WHAT IS ASKED ::
Reproduce the listing below word for word, from its first line up to and including the line with "hdmi-port-icon bbox=[372, 651, 462, 689]".

----------------

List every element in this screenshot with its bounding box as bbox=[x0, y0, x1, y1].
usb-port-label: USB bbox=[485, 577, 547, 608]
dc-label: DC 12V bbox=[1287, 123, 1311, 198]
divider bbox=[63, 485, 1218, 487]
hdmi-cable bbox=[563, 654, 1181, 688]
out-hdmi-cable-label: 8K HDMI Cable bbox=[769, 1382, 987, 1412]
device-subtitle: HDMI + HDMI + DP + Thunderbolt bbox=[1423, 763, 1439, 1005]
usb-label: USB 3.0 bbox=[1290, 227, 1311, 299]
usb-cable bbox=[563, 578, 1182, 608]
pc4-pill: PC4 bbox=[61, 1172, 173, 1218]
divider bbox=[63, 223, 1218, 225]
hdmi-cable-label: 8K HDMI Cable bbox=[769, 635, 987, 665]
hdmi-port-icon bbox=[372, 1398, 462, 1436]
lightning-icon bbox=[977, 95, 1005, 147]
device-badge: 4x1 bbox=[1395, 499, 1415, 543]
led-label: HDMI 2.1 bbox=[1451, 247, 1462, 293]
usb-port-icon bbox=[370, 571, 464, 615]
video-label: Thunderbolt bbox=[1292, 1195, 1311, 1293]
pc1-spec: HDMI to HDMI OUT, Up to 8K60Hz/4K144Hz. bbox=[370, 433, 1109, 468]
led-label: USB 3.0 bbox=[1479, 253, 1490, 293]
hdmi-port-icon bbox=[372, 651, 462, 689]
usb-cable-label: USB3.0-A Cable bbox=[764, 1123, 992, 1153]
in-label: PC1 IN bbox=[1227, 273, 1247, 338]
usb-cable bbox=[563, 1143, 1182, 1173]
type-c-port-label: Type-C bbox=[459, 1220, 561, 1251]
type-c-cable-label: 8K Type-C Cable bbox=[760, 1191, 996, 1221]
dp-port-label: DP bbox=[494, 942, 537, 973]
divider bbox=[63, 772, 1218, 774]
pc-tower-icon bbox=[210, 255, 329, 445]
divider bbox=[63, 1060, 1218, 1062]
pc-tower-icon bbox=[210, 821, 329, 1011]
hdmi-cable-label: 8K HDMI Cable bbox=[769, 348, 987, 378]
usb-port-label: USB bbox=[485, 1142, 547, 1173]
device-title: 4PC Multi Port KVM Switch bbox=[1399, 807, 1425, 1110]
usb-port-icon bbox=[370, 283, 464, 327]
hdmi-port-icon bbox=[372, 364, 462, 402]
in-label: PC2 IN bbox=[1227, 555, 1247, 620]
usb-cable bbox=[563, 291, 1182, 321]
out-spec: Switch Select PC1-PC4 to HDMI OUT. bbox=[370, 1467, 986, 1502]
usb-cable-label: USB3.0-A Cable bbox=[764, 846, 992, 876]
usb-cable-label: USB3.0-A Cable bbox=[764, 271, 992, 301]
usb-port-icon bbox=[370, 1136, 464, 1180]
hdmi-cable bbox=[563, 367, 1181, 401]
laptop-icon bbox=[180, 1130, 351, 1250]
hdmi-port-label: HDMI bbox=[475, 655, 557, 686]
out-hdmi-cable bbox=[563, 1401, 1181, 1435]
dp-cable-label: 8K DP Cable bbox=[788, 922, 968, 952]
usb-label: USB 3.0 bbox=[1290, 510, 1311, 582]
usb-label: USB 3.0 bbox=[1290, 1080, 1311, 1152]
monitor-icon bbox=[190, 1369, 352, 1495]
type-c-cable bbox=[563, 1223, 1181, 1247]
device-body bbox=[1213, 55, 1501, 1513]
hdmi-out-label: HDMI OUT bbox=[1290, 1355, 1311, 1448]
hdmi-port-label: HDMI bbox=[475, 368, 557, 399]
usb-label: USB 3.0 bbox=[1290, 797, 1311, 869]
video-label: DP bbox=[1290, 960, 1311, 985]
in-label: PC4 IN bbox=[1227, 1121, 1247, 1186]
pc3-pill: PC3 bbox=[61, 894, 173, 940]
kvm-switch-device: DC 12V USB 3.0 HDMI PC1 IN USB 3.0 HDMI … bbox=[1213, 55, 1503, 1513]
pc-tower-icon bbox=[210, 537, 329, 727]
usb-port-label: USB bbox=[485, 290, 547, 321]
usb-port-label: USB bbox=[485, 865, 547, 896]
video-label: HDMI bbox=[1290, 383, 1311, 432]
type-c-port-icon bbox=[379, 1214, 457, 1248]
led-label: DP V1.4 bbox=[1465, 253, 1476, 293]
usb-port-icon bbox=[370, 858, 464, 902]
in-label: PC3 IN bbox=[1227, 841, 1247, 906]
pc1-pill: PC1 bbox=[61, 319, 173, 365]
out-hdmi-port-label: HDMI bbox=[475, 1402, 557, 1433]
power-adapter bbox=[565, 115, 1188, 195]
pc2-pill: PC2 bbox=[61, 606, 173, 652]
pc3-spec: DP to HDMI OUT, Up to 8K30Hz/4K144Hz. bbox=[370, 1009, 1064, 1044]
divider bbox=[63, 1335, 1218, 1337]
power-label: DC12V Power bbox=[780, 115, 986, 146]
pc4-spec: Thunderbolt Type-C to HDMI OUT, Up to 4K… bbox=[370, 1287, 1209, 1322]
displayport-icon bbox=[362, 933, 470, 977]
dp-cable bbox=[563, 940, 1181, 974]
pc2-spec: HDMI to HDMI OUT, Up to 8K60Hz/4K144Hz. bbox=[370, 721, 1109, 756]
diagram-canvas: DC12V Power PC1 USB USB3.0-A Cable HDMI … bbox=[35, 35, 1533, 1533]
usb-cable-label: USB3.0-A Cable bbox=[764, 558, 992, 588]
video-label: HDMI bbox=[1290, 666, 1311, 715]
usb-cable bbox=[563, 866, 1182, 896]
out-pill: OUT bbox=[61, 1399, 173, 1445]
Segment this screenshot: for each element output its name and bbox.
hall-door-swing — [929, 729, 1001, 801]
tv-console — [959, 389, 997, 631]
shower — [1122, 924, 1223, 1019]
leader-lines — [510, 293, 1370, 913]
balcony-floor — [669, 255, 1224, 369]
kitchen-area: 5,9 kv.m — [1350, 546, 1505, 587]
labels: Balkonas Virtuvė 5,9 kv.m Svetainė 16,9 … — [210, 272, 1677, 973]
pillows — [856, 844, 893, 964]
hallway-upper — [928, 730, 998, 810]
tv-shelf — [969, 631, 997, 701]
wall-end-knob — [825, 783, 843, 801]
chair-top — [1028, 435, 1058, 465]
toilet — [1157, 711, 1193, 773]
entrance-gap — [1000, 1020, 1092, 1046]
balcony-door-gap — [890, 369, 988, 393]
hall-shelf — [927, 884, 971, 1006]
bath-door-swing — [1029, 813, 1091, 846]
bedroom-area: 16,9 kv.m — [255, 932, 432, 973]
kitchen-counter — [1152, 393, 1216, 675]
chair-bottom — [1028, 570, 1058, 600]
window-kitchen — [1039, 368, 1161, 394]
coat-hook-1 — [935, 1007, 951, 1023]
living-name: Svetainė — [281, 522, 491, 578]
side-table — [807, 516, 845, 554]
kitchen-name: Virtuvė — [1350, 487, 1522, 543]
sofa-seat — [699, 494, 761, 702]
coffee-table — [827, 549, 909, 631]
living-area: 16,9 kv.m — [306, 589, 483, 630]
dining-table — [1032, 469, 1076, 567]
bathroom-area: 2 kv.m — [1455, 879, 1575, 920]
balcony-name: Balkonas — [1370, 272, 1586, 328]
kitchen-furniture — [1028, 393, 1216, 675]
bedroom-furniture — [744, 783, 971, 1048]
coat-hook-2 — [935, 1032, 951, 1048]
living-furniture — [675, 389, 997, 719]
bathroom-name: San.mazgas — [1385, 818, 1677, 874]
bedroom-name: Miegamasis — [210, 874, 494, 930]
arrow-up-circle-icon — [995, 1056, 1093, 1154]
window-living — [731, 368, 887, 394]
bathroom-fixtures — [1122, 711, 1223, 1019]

----------------

THE REPLY ::
List every element in this screenshot with its bounding box as bbox=[x0, y0, x1, y1].
usb-port-label: USB bbox=[485, 577, 547, 608]
dc-label: DC 12V bbox=[1287, 123, 1311, 198]
divider bbox=[63, 485, 1218, 487]
hdmi-cable bbox=[563, 654, 1181, 688]
out-hdmi-cable-label: 8K HDMI Cable bbox=[769, 1382, 987, 1412]
device-subtitle: HDMI + HDMI + DP + Thunderbolt bbox=[1423, 763, 1439, 1005]
usb-label: USB 3.0 bbox=[1290, 227, 1311, 299]
usb-cable bbox=[563, 578, 1182, 608]
pc4-pill: PC4 bbox=[61, 1172, 173, 1218]
divider bbox=[63, 223, 1218, 225]
hdmi-cable-label: 8K HDMI Cable bbox=[769, 635, 987, 665]
hdmi-port-icon bbox=[372, 1398, 462, 1436]
lightning-icon bbox=[977, 95, 1005, 147]
device-badge: 4x1 bbox=[1395, 499, 1415, 543]
led-label: HDMI 2.1 bbox=[1451, 247, 1462, 293]
usb-port-icon bbox=[370, 571, 464, 615]
video-label: Thunderbolt bbox=[1292, 1195, 1311, 1293]
pc1-spec: HDMI to HDMI OUT, Up to 8K60Hz/4K144Hz. bbox=[370, 433, 1109, 468]
led-label: USB 3.0 bbox=[1479, 253, 1490, 293]
hdmi-port-icon bbox=[372, 651, 462, 689]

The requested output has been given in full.